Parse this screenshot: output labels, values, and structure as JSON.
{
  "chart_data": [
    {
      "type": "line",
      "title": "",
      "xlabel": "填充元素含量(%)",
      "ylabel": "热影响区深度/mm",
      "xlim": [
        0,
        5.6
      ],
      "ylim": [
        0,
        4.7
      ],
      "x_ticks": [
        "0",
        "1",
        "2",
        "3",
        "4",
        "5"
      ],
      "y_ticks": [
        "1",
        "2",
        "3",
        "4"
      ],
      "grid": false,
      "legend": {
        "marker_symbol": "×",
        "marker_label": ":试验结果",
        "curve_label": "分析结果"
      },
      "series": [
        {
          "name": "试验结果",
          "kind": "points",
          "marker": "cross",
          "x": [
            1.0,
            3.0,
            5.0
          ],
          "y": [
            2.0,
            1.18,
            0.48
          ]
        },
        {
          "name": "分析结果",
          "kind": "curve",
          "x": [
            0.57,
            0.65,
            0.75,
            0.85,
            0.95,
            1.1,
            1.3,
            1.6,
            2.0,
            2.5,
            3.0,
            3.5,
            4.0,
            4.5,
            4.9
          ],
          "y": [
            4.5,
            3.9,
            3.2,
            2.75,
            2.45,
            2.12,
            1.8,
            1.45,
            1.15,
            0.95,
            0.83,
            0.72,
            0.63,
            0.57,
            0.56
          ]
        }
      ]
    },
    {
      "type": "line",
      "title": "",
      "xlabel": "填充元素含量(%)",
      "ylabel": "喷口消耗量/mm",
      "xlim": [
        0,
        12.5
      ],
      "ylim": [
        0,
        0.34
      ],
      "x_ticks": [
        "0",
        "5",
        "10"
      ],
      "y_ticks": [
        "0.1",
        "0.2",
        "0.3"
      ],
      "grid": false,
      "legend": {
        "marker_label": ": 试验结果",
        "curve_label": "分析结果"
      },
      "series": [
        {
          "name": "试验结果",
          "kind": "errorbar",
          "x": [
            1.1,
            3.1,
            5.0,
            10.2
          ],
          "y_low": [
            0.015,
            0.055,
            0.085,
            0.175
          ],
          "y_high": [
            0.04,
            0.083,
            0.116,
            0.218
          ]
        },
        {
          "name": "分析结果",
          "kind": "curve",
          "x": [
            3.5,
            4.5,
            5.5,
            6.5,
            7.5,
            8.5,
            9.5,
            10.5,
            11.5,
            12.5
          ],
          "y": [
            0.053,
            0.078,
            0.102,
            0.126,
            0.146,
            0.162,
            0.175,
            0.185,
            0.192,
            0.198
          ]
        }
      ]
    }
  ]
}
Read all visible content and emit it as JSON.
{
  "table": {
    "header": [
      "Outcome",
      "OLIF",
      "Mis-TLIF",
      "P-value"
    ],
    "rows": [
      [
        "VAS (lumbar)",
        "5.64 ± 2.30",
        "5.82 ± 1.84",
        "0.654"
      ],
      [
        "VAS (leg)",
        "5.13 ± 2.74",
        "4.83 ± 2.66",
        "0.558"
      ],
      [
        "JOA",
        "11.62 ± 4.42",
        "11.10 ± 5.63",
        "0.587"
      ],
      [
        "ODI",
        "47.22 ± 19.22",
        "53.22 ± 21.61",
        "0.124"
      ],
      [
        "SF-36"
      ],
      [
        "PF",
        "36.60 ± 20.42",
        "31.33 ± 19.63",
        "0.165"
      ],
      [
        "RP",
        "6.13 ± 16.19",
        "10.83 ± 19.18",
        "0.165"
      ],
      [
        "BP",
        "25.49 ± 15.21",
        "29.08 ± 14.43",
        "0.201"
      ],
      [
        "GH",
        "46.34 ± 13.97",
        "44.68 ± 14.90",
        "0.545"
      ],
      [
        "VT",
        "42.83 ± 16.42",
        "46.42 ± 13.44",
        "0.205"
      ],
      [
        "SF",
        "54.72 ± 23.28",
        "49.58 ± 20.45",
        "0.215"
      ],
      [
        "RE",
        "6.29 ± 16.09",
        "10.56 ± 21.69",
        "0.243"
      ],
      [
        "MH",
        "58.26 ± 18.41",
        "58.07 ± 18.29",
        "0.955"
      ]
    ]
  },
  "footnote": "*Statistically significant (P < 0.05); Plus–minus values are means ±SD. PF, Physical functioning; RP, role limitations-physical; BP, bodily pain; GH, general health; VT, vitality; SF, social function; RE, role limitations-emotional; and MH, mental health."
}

****************************************

# WORK TO BE COMPLETED:
Every line of the data above should be copied exactly.

# THE RESULT:
Parse this screenshot: output labels, values, and structure as JSON.
{
  "chart_data": [
    {
      "type": "line",
      "title": "",
      "xlabel": "填充元素含量(%)",
      "ylabel": "热影响区深度/mm",
      "xlim": [
        0,
        5.6
      ],
      "ylim": [
        0,
        4.7
      ],
      "x_ticks": [
        "0",
        "1",
        "2",
        "3",
        "4",
        "5"
      ],
      "y_ticks": [
        "1",
        "2",
        "3",
        "4"
      ],
      "grid": false,
      "legend": {
        "marker_symbol": "×",
        "marker_label": ":试验结果",
        "curve_label": "分析结果"
      },
      "series": [
        {
          "name": "试验结果",
          "kind": "points",
          "marker": "cross",
          "x": [
            1.0,
            3.0,
            5.0
          ],
          "y": [
            2.0,
            1.18,
            0.48
          ]
        },
        {
          "name": "分析结果",
          "kind": "curve",
          "x": [
            0.57,
            0.65,
            0.75,
            0.85,
            0.95,
            1.1,
            1.3,
            1.6,
            2.0,
            2.5,
            3.0,
            3.5,
            4.0,
            4.5,
            4.9
          ],
          "y": [
            4.5,
            3.9,
            3.2,
            2.75,
            2.45,
            2.12,
            1.8,
            1.45,
            1.15,
            0.95,
            0.83,
            0.72,
            0.63,
            0.57,
            0.56
          ]
        }
      ]
    },
    {
      "type": "line",
      "title": "",
      "xlabel": "填充元素含量(%)",
      "ylabel": "喷口消耗量/mm",
      "xlim": [
        0,
        12.5
      ],
      "ylim": [
        0,
        0.34
      ],
      "x_ticks": [
        "0",
        "5",
        "10"
      ],
      "y_ticks": [
        "0.1",
        "0.2",
        "0.3"
      ],
      "grid": false,
      "legend": {
        "marker_label": ": 试验结果",
        "curve_label": "分析结果"
      },
      "series": [
        {
          "name": "试验结果",
          "kind": "errorbar",
          "x": [
            1.1,
            3.1,
            5.0,
            10.2
          ],
          "y_low": [
            0.015,
            0.055,
            0.085,
            0.175
          ],
          "y_high": [
            0.04,
            0.083,
            0.116,
            0.218
          ]
        },
        {
          "name": "分析结果",
          "kind": "curve",
          "x": [
            3.5,
            4.5,
            5.5,
            6.5,
            7.5,
            8.5,
            9.5,
            10.5,
            11.5,
            12.5
          ],
          "y": [
            0.053,
            0.078,
            0.102,
            0.126,
            0.146,
            0.162,
            0.175,
            0.185,
            0.192,
            0.198
          ]
        }
      ]
    }
  ]
}
Read all visible content and emit it as JSON.
{
  "table": {
    "header": [
      "Outcome",
      "OLIF",
      "Mis-TLIF",
      "P-value"
    ],
    "rows": [
      [
        "VAS (lumbar)",
        "5.64 ± 2.30",
        "5.82 ± 1.84",
        "0.654"
      ],
      [
        "VAS (leg)",
        "5.13 ± 2.74",
        "4.83 ± 2.66",
        "0.558"
      ],
      [
        "JOA",
        "11.62 ± 4.42",
        "11.10 ± 5.63",
        "0.587"
      ],
      [
        "ODI",
        "47.22 ± 19.22",
        "53.22 ± 21.61",
        "0.124"
      ],
      [
        "SF-36"
      ],
      [
        "PF",
        "36.60 ± 20.42",
        "31.33 ± 19.63",
        "0.165"
      ],
      [
        "RP",
        "6.13 ± 16.19",
        "10.83 ± 19.18",
        "0.165"
      ],
      [
        "BP",
        "25.49 ± 15.21",
        "29.08 ± 14.43",
        "0.201"
      ],
      [
        "GH",
        "46.34 ± 13.97",
        "44.68 ± 14.90",
        "0.545"
      ],
      [
        "VT",
        "42.83 ± 16.42",
        "46.42 ± 13.44",
        "0.205"
      ],
      [
        "SF",
        "54.72 ± 23.28",
        "49.58 ± 20.45",
        "0.215"
      ],
      [
        "RE",
        "6.29 ± 16.09",
        "10.56 ± 21.69",
        "0.243"
      ],
      [
        "MH",
        "58.26 ± 18.41",
        "58.07 ± 18.29",
        "0.955"
      ]
    ]
  },
  "footnote": "*Statistically significant (P < 0.05); Plus–minus values are means ±SD. PF, Physical functioning; RP, role limitations-physical; BP, bodily pain; GH, general health; VT, vitality; SF, social function; RE, role limitations-emotional; and MH, mental health."
}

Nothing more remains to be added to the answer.